→ **Extracted records**
════════════════
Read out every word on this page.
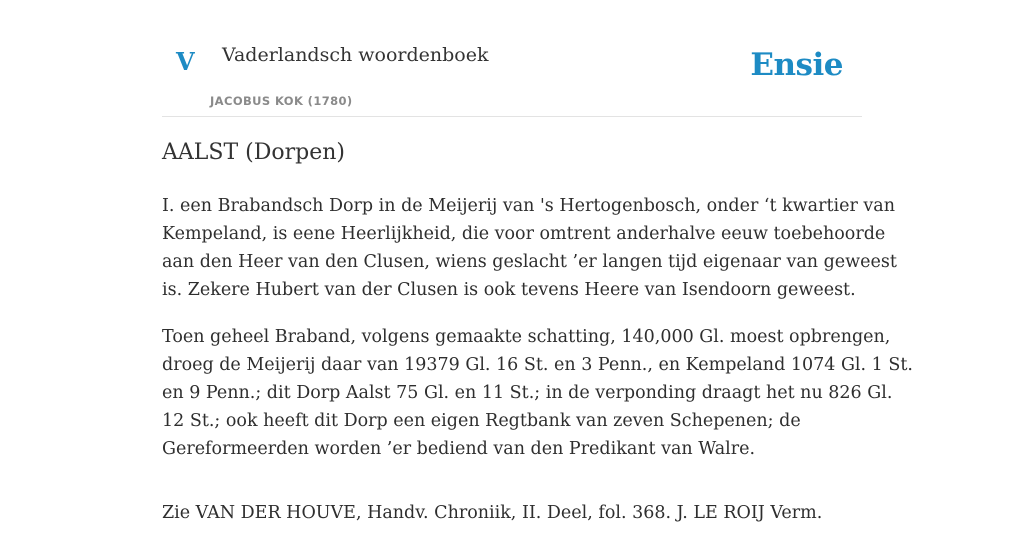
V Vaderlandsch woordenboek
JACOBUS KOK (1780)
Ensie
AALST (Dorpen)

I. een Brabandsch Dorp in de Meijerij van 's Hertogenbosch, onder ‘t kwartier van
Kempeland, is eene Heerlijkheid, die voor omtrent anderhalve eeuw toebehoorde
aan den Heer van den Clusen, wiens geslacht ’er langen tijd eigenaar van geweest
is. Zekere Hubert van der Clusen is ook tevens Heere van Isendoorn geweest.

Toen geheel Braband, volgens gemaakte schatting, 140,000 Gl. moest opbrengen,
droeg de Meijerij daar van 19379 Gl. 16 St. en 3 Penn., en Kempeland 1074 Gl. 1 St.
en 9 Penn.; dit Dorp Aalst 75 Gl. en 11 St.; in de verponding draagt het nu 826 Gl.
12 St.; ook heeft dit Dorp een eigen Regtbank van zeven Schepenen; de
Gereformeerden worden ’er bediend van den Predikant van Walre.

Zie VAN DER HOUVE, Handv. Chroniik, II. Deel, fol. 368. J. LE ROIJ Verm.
════════════════
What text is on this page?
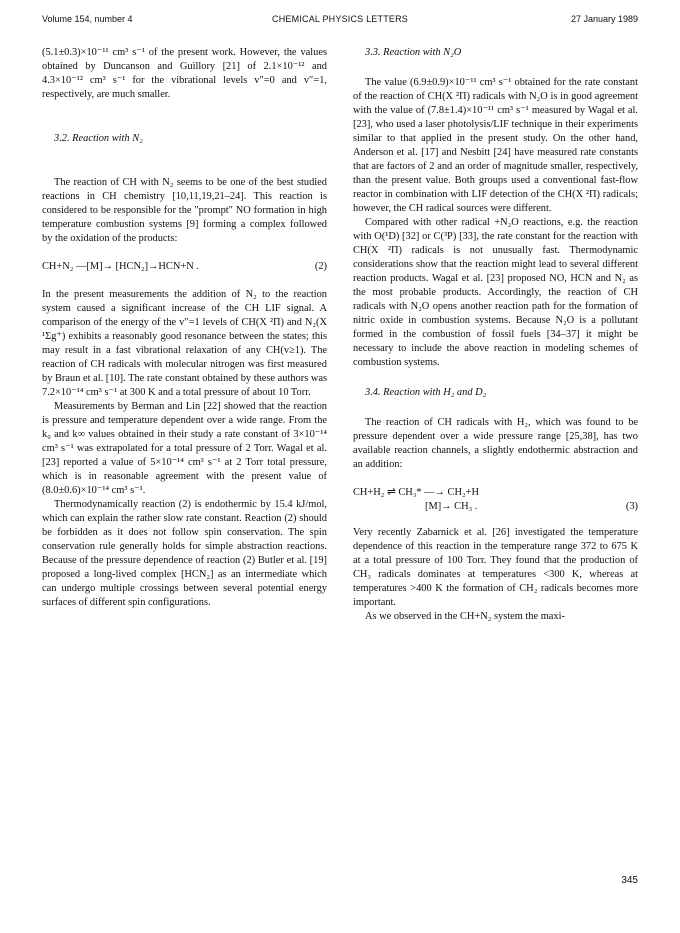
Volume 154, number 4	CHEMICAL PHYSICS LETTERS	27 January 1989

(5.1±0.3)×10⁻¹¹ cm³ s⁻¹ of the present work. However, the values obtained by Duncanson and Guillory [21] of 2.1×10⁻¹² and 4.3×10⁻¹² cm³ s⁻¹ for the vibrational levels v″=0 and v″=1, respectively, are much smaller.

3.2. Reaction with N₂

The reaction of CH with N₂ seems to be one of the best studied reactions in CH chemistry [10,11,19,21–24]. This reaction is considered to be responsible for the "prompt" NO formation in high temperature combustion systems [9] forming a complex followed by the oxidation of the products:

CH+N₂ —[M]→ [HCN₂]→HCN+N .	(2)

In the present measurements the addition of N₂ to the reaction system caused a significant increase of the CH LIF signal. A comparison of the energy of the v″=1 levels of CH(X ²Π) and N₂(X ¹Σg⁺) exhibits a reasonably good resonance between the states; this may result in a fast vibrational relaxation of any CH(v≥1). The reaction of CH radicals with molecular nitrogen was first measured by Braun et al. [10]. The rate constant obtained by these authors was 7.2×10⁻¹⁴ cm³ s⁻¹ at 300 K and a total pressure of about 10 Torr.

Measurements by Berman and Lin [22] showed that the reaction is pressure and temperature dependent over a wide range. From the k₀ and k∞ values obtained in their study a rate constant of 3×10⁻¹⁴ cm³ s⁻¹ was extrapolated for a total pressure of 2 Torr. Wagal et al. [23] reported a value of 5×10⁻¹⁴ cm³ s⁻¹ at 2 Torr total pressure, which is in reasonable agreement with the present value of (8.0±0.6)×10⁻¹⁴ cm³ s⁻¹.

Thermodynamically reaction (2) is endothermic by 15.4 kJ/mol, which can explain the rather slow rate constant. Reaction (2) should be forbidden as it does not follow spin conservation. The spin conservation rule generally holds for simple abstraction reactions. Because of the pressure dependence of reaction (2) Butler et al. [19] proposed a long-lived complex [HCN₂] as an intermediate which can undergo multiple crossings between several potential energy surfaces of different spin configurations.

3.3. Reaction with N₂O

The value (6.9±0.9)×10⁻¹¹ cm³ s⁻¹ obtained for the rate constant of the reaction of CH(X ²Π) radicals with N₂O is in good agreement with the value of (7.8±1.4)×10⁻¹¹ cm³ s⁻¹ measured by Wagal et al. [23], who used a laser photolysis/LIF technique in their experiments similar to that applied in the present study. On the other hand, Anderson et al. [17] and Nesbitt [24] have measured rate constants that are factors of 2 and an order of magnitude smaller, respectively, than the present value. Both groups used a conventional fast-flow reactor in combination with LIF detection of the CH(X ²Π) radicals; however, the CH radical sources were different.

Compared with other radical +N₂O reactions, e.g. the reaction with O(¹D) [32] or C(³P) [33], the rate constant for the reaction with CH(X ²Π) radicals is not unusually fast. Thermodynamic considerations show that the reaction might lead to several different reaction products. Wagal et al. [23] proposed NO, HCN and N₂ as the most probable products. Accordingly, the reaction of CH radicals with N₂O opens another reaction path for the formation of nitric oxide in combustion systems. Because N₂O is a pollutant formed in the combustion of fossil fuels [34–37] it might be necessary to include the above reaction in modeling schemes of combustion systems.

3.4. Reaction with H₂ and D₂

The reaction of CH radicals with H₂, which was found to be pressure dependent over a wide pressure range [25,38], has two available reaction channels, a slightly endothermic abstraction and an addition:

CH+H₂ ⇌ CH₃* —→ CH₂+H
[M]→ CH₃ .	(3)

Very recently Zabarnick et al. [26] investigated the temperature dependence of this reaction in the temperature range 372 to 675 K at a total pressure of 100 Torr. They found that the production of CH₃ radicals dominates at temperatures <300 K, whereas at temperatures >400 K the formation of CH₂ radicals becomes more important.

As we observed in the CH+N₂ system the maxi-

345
════════════════
→ **Problem requirements**
Examine the listing and say how many of its lines contain the string "vibrational". Give the number alone.

→ **Final result**
2